>> START INFORMATION SHOWN
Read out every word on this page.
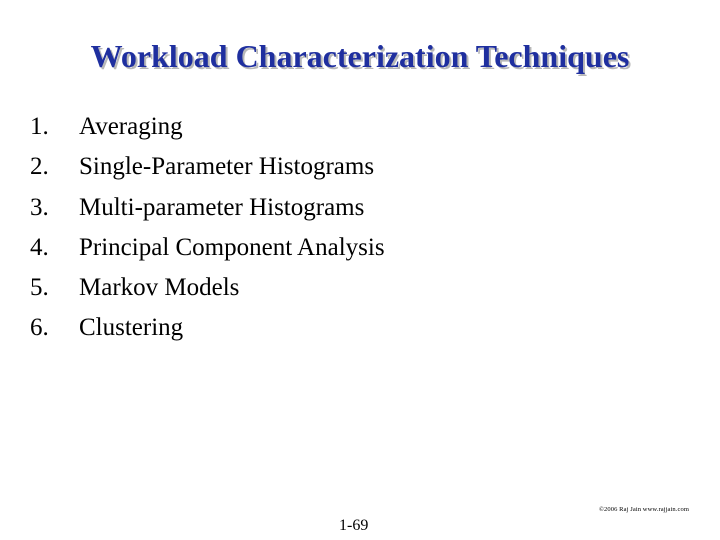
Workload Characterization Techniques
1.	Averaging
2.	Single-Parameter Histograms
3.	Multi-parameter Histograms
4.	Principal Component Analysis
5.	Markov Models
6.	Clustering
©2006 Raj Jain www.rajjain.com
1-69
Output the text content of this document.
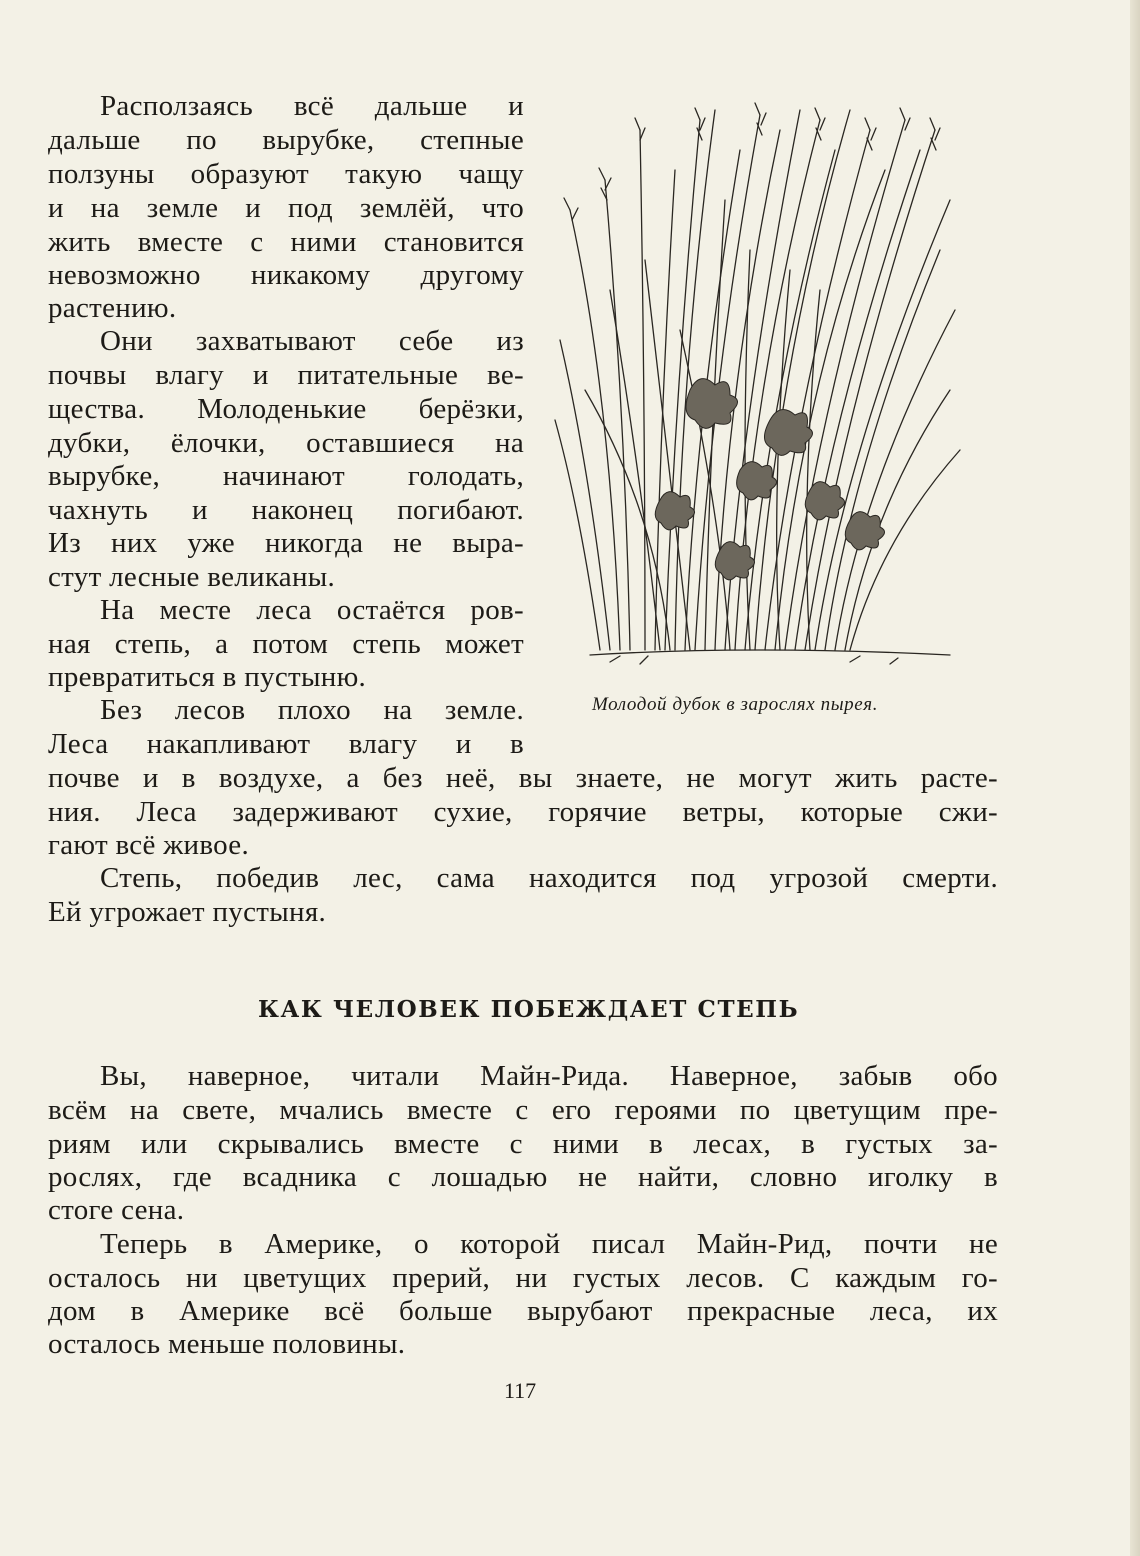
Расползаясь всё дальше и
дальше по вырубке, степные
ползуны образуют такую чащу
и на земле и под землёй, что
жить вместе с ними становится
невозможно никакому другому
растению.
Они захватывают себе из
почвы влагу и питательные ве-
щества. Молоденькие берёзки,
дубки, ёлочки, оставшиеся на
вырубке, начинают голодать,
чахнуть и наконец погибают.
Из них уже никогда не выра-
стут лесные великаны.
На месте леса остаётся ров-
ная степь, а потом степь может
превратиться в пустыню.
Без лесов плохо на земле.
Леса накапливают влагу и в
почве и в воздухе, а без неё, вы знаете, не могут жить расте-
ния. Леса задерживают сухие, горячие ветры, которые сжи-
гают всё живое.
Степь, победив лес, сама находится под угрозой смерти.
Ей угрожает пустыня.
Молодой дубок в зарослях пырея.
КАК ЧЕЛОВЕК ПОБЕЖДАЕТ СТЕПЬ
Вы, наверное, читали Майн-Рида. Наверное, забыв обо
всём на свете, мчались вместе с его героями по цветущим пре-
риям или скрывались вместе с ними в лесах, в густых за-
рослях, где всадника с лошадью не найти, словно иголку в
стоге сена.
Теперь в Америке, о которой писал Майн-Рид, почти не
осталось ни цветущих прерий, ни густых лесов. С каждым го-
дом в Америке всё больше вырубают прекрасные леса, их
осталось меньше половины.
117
>> END INFORMATION SHOWN
>> START INFORMATION SHOWN
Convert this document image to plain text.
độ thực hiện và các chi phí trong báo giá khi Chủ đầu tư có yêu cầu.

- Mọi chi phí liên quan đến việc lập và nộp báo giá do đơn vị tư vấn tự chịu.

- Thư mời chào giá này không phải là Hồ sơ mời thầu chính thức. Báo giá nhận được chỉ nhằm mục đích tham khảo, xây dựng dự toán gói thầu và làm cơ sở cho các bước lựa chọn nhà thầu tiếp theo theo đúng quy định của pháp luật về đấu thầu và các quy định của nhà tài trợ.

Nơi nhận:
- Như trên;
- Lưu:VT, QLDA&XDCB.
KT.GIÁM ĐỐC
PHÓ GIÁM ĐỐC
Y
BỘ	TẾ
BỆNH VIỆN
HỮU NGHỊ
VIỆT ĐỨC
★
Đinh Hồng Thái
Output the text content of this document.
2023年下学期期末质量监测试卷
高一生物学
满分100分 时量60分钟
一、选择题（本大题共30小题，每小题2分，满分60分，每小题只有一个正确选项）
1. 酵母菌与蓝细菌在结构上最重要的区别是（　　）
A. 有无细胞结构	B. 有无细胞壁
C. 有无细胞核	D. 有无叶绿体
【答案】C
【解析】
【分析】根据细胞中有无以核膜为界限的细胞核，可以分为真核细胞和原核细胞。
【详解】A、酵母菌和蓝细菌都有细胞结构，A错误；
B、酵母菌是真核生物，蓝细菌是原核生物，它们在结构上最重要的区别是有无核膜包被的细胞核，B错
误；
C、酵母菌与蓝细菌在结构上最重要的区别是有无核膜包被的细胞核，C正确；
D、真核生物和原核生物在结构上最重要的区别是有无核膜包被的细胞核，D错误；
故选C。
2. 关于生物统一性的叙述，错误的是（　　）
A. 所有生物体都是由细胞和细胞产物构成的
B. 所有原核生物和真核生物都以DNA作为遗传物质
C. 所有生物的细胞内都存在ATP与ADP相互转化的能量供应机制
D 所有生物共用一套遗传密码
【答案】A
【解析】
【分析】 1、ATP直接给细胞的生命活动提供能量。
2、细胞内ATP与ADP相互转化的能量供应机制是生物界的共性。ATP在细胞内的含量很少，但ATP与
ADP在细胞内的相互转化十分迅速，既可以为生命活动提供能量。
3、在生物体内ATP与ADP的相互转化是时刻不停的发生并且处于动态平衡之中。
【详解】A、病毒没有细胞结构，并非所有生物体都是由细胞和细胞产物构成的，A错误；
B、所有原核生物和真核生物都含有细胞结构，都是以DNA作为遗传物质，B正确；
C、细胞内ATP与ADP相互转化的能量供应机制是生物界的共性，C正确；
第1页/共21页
>> END INFORMATION SHOWN
_PROBLEM STATEMENT_
Within the data above, pick out all lines holding the word "Майн".

_RESULT OF THIS TASK_
Вы, наверное, читали Майн-Рида. Наверное, забыв обо
Теперь в Америке, о которой писал Майн-Рид, почти не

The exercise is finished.